#### What is required:
Look through the records and report how many lines include the word "Martin", with no other words.

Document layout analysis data
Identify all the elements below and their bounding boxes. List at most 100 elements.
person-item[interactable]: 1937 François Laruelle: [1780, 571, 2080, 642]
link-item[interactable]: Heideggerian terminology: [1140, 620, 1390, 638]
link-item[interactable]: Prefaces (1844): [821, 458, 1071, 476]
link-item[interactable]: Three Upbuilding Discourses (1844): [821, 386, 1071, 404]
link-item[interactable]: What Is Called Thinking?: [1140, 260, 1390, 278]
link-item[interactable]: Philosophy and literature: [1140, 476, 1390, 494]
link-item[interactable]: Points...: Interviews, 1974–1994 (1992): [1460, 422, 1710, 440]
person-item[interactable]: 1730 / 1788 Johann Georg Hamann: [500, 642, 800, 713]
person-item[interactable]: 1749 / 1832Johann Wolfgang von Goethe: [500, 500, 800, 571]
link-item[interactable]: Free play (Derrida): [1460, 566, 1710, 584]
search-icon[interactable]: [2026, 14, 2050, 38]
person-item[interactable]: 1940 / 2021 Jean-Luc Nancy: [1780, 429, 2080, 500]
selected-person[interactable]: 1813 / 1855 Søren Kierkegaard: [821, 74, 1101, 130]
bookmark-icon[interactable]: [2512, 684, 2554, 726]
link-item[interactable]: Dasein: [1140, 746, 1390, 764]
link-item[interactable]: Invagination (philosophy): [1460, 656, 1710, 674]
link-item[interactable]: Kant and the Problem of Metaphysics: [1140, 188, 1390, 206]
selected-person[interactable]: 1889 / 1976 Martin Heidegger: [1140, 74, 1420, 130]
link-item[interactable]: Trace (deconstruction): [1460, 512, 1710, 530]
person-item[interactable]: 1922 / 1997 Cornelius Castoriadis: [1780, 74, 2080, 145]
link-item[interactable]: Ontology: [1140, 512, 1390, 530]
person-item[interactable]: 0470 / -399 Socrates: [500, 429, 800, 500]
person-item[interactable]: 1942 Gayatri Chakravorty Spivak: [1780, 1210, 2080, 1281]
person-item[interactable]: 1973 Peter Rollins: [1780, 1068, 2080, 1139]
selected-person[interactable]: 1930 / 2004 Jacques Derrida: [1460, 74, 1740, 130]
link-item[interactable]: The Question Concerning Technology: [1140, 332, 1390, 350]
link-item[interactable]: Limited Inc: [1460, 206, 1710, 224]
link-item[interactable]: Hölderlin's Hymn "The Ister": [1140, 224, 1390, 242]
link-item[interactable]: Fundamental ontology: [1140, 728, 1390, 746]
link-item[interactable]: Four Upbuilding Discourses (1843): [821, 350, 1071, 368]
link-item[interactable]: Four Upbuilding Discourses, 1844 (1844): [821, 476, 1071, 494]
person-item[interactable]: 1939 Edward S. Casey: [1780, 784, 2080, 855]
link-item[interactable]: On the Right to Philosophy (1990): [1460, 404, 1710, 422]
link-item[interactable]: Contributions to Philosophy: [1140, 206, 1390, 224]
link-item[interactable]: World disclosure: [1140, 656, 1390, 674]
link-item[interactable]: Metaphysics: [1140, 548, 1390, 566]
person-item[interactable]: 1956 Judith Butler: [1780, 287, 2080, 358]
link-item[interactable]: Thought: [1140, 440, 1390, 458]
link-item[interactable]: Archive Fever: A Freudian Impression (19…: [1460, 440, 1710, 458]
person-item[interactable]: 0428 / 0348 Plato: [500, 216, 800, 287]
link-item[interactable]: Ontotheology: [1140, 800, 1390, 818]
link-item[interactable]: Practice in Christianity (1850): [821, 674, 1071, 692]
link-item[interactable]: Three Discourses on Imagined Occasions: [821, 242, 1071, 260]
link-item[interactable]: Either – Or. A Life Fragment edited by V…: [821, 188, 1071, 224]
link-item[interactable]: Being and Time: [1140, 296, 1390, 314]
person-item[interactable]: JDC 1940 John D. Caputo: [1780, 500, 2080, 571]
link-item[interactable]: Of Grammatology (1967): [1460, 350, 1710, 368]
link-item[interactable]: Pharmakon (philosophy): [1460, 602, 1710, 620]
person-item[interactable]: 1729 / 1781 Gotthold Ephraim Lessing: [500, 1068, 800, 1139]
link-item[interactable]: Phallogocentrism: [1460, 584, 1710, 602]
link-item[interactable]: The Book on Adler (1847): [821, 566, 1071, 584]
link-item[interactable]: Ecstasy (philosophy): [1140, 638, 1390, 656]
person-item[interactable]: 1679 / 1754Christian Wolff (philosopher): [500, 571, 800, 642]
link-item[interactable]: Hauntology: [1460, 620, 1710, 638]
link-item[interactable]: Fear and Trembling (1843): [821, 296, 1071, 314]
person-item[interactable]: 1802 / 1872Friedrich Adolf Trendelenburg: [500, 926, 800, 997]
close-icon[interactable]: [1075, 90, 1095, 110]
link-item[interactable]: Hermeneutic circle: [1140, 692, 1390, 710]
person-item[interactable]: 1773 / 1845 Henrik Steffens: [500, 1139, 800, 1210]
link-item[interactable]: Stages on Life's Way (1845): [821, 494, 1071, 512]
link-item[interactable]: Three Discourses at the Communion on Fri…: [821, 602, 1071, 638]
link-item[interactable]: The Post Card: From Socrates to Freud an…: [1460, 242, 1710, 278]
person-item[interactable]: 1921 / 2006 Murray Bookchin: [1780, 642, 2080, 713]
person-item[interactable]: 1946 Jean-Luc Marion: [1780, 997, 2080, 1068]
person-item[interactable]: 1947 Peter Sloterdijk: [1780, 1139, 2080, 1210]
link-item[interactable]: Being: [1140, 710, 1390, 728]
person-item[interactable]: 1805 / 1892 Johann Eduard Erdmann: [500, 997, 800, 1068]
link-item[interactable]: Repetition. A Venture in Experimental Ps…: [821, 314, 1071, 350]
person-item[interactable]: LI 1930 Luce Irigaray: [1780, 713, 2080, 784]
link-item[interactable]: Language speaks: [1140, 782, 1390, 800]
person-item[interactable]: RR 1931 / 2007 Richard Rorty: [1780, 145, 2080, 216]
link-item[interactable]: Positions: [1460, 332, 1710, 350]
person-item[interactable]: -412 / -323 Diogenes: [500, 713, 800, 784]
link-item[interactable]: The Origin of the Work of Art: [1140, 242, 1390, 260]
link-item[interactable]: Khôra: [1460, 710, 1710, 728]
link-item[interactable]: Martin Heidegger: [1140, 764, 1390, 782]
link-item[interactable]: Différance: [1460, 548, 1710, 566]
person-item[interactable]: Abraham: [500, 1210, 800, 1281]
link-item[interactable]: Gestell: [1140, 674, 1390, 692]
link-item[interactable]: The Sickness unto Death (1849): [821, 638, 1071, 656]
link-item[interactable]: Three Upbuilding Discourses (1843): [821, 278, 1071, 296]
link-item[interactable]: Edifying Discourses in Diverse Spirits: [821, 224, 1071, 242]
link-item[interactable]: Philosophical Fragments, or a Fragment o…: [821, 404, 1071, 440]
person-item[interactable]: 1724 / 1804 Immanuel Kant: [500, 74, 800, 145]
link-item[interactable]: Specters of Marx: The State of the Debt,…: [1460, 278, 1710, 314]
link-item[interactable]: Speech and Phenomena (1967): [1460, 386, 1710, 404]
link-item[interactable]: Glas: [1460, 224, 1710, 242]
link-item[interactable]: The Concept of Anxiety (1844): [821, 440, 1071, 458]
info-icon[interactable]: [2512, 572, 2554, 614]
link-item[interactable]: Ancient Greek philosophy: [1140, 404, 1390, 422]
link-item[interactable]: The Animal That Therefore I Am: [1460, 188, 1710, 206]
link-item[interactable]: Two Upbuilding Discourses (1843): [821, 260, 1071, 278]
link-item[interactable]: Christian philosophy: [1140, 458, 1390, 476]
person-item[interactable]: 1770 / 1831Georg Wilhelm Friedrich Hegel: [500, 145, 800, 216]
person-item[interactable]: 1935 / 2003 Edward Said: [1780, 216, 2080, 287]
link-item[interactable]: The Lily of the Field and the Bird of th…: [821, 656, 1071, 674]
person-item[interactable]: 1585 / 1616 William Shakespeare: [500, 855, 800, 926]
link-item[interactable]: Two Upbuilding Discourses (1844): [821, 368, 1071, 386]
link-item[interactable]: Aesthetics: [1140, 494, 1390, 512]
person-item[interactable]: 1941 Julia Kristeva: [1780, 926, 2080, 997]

#### Expected answer:
2